**Short exercise:** Count how many lines of the data below contain the string "last"; the reply should be that number alone.

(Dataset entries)
START

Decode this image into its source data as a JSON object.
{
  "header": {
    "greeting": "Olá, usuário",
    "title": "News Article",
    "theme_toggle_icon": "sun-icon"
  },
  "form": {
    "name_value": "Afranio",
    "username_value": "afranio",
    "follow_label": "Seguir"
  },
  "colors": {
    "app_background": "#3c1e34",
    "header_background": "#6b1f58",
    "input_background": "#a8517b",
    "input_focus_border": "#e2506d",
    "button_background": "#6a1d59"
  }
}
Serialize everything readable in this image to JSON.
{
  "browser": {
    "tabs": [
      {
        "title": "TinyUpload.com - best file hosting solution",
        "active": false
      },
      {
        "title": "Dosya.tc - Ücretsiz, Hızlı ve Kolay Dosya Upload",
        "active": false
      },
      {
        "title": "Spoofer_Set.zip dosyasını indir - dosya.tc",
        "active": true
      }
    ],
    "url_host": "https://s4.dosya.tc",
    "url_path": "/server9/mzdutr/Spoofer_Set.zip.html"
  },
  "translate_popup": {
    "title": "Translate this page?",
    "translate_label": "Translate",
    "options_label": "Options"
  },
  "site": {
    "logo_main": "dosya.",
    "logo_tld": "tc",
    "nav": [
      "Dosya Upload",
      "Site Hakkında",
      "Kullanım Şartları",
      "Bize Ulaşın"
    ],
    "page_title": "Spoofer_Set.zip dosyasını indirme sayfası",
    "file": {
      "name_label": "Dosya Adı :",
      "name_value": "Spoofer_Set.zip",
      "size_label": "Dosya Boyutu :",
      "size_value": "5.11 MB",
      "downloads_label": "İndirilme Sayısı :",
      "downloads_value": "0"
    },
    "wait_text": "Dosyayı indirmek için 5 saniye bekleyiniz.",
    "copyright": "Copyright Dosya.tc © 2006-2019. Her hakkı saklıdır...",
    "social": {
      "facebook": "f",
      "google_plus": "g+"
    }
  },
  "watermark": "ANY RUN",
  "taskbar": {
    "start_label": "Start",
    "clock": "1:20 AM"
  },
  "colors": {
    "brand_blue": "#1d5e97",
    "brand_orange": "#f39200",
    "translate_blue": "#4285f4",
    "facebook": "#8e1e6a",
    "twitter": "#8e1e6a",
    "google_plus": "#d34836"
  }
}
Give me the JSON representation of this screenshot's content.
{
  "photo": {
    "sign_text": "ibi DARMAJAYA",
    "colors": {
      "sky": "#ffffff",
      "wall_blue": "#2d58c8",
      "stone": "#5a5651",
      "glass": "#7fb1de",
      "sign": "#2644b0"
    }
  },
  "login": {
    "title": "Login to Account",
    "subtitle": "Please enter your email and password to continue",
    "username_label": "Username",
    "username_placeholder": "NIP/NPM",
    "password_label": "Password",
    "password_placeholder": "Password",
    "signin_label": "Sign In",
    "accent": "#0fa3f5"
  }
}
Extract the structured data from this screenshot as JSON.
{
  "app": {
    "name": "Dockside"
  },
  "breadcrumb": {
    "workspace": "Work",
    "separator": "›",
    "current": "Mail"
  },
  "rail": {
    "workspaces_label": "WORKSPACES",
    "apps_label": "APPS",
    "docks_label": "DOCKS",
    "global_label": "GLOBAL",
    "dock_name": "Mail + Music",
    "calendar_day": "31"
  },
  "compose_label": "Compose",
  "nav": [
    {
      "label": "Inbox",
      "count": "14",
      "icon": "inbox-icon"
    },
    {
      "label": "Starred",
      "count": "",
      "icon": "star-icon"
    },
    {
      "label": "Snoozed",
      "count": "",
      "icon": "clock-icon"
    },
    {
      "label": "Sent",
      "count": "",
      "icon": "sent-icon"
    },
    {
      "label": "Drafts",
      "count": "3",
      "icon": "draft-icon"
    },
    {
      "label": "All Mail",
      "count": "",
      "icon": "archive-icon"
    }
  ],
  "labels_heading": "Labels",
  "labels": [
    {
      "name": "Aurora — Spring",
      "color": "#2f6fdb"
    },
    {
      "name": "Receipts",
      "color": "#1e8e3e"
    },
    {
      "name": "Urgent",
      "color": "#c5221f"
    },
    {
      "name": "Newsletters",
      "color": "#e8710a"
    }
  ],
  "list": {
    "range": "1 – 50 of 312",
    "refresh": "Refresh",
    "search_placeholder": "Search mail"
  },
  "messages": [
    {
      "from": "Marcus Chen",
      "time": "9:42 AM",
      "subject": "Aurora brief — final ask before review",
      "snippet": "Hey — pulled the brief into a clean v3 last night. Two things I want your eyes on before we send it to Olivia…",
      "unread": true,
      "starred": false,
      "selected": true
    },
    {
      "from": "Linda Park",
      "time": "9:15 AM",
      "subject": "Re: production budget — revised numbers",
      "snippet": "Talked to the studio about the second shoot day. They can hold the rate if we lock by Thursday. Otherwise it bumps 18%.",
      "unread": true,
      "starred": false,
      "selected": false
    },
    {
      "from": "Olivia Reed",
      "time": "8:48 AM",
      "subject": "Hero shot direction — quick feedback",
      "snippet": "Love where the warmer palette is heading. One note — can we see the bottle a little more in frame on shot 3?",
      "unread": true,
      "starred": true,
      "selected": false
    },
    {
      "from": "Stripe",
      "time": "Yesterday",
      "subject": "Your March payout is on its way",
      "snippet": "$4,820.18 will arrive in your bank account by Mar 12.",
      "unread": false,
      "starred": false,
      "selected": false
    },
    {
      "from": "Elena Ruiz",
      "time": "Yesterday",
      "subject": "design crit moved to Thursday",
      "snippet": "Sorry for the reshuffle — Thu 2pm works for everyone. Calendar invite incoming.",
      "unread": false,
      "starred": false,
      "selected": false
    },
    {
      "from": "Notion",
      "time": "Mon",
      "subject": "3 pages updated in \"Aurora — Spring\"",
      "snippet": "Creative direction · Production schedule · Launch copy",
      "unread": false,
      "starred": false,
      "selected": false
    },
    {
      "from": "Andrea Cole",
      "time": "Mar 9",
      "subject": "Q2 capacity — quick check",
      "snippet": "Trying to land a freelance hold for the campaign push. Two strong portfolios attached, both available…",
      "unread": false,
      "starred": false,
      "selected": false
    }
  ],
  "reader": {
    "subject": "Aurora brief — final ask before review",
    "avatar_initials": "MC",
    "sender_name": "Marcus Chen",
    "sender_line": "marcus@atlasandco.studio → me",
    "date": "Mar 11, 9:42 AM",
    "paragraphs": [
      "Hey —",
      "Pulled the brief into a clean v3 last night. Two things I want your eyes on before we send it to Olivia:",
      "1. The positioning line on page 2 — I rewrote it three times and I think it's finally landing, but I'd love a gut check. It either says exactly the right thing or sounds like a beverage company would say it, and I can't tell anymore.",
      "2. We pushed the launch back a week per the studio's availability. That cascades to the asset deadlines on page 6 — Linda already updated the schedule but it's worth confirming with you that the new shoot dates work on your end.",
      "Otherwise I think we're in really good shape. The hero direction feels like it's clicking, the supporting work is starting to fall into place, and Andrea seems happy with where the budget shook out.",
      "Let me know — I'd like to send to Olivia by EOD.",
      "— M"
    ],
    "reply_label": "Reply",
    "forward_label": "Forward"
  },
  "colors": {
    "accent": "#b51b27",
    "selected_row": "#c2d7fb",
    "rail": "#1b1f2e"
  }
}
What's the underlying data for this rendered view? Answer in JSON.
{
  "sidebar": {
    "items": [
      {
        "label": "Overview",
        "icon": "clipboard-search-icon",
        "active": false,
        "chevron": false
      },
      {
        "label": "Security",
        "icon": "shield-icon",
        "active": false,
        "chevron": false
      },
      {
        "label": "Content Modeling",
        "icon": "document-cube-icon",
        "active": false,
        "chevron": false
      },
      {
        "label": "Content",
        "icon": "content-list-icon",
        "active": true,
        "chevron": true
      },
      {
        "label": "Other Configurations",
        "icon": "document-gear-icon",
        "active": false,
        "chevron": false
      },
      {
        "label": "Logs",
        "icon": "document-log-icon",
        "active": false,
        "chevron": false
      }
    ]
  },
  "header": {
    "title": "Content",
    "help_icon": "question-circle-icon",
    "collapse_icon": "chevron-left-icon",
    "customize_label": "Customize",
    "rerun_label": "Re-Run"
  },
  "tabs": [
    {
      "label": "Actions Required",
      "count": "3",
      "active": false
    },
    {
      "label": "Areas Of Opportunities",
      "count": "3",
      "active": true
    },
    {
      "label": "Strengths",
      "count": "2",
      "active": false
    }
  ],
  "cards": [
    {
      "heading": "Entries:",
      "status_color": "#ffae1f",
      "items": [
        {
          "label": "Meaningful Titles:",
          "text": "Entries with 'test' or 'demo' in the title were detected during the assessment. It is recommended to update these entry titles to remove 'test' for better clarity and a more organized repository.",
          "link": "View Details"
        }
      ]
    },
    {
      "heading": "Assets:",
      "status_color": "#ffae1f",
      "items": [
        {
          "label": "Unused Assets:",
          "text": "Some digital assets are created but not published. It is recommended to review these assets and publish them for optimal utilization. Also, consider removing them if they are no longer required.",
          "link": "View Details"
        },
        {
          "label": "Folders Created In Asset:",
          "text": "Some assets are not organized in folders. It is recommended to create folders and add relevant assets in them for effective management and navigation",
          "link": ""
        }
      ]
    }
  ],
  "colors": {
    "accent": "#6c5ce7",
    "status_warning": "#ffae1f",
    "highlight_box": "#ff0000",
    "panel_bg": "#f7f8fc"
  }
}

END

**Response for this exercise:** 2